WHAT IS BEING ASKED
Tally the lines in the records underneath that contain the string "Second", and state the figure by itself.

RAW DATA

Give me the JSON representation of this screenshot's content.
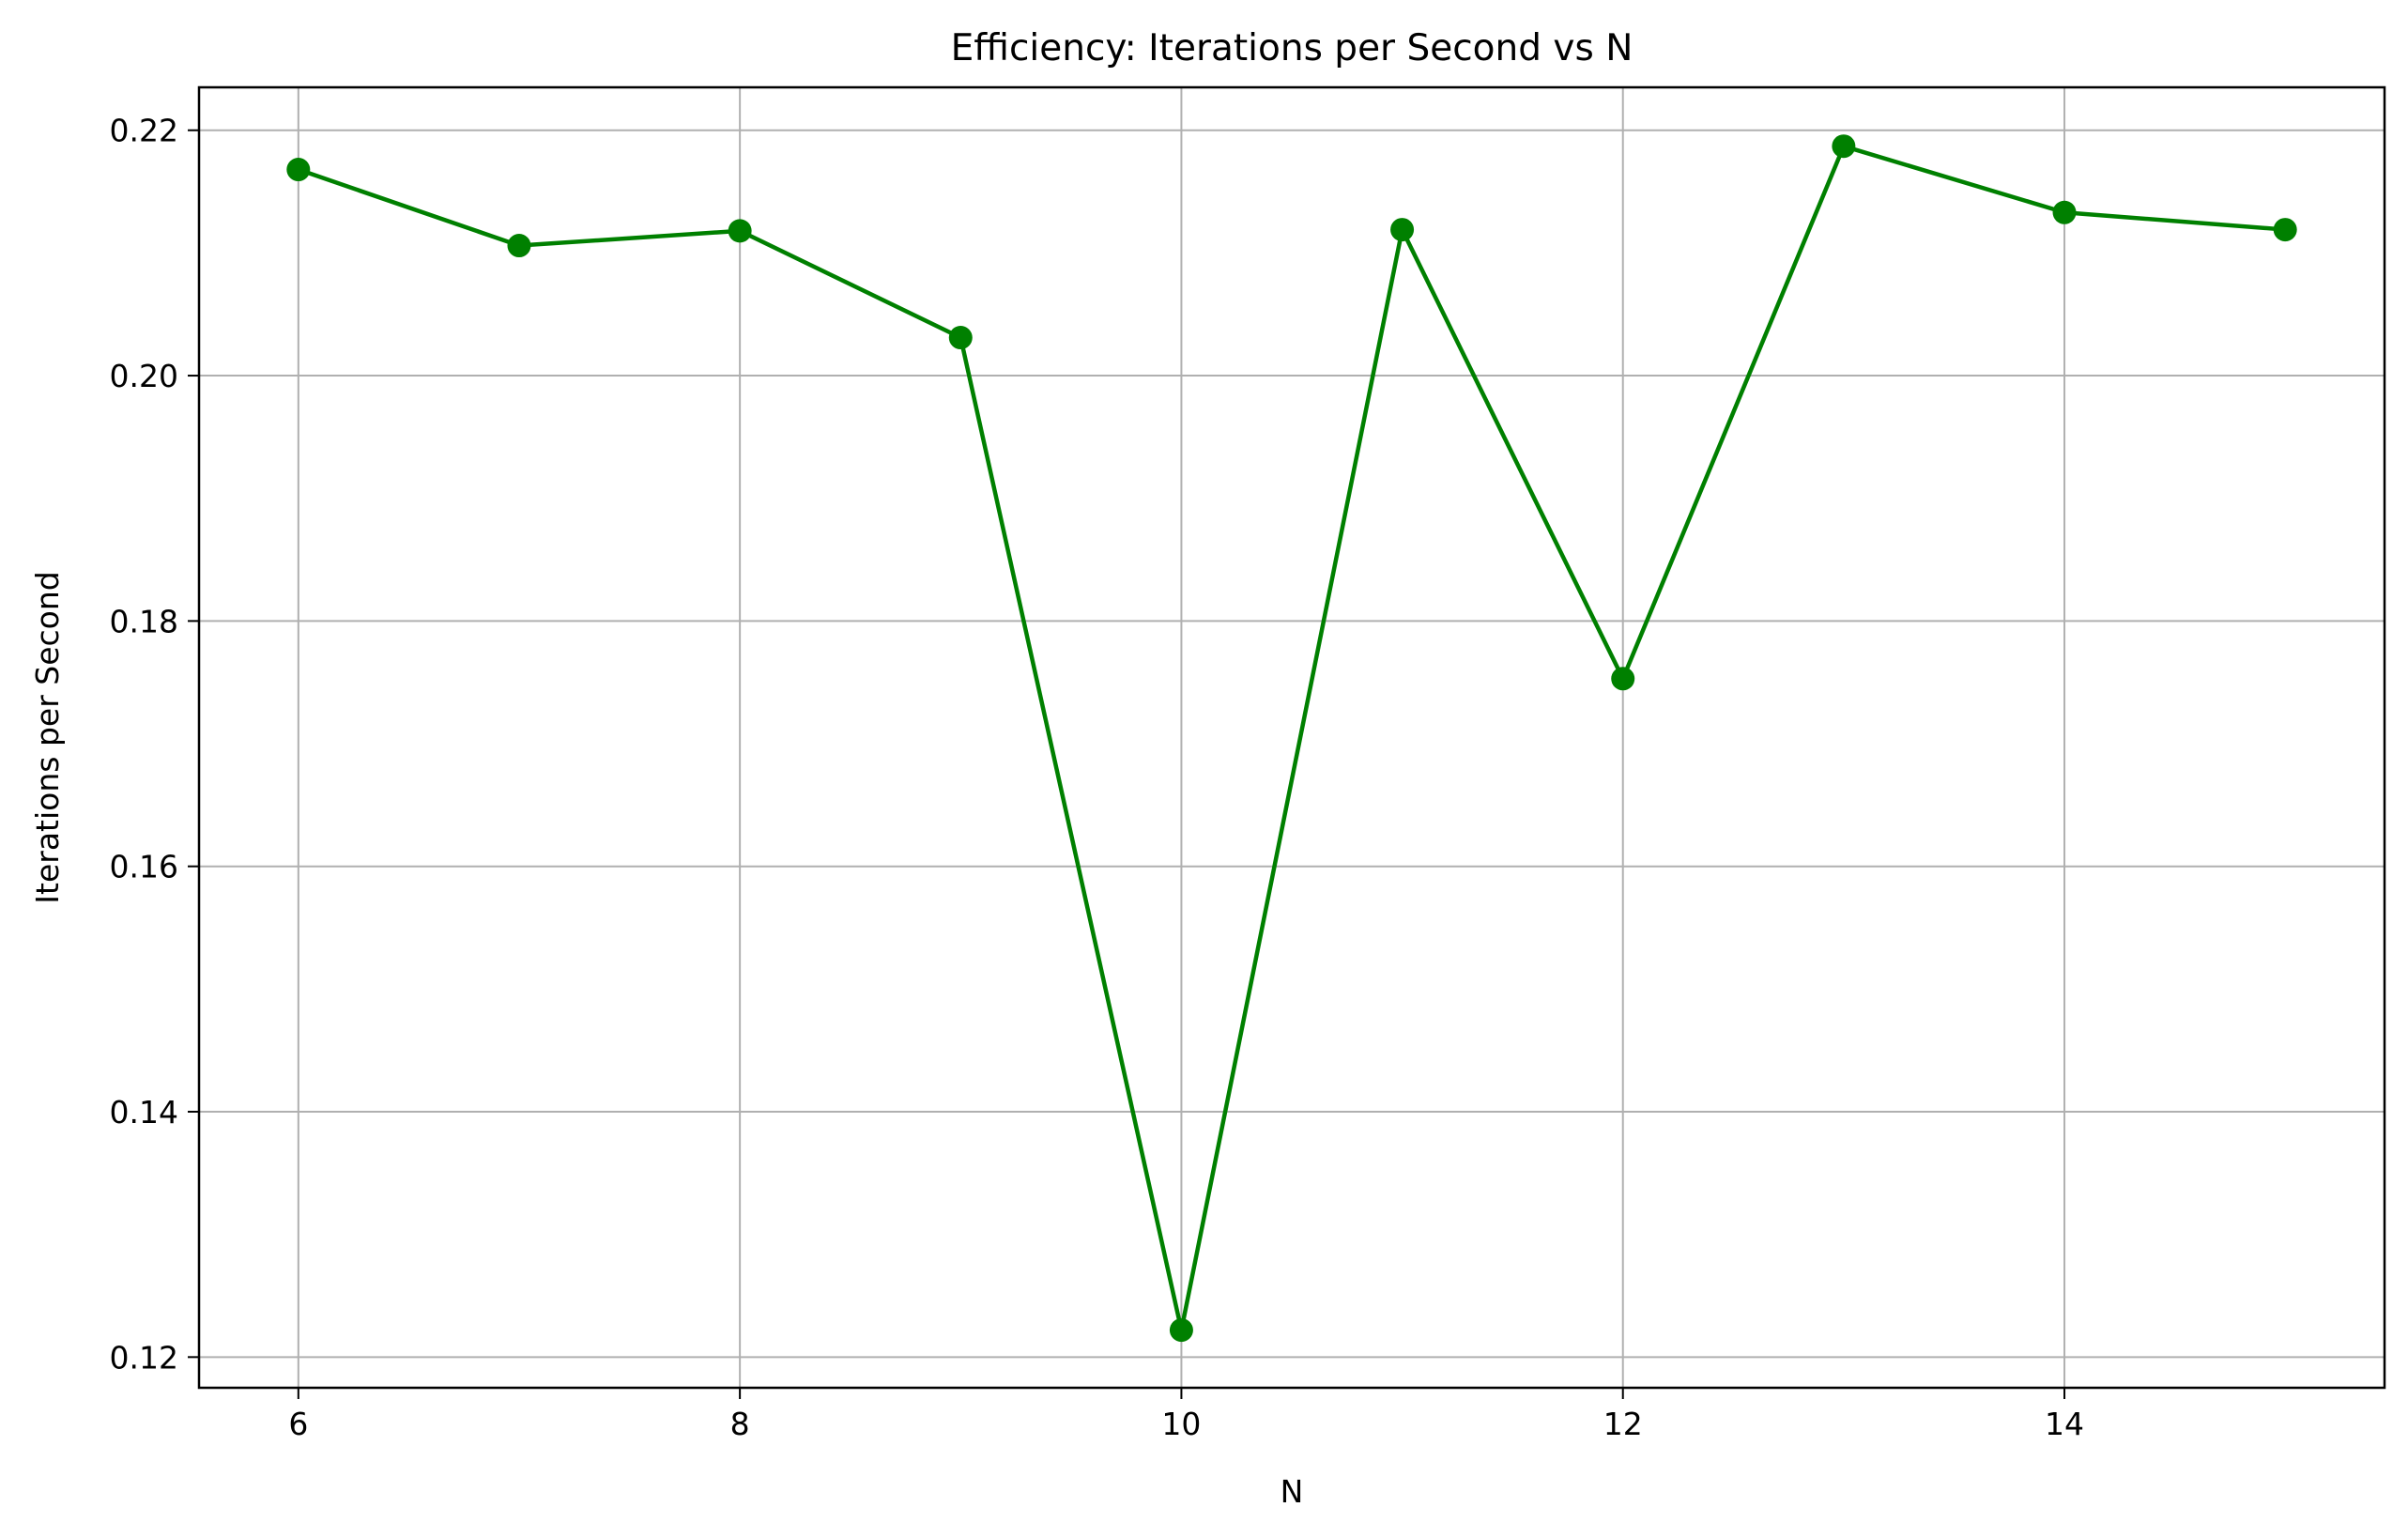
{
  "chart_data": {
    "type": "line",
    "title": "Efficiency: Iterations per Second vs N",
    "xlabel": "N",
    "ylabel": "Iterations per Second",
    "x": [
      6,
      7,
      8,
      9,
      10,
      11,
      12,
      13,
      14,
      15
    ],
    "series": [
      {
        "values": [
          0.2168,
          0.2106,
          0.2118,
          0.2031,
          0.1222,
          0.2119,
          0.1753,
          0.2187,
          0.2133,
          0.2119
        ],
        "color": "#008000",
        "marker": "circle"
      }
    ],
    "xlim": [
      5.55,
      15.45
    ],
    "ylim": [
      0.1175,
      0.2235
    ],
    "xticks": [
      6,
      8,
      10,
      12,
      14
    ],
    "xtick_labels": [
      "6",
      "8",
      "10",
      "12",
      "14"
    ],
    "yticks": [
      0.12,
      0.14,
      0.16,
      0.18,
      0.2,
      0.22
    ],
    "ytick_labels": [
      "0.12",
      "0.14",
      "0.16",
      "0.18",
      "0.20",
      "0.22"
    ],
    "grid": true,
    "grid_color": "#b0b0b0",
    "axis_color": "#000000",
    "legend": "none"
  }
}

FINAL RESULT
2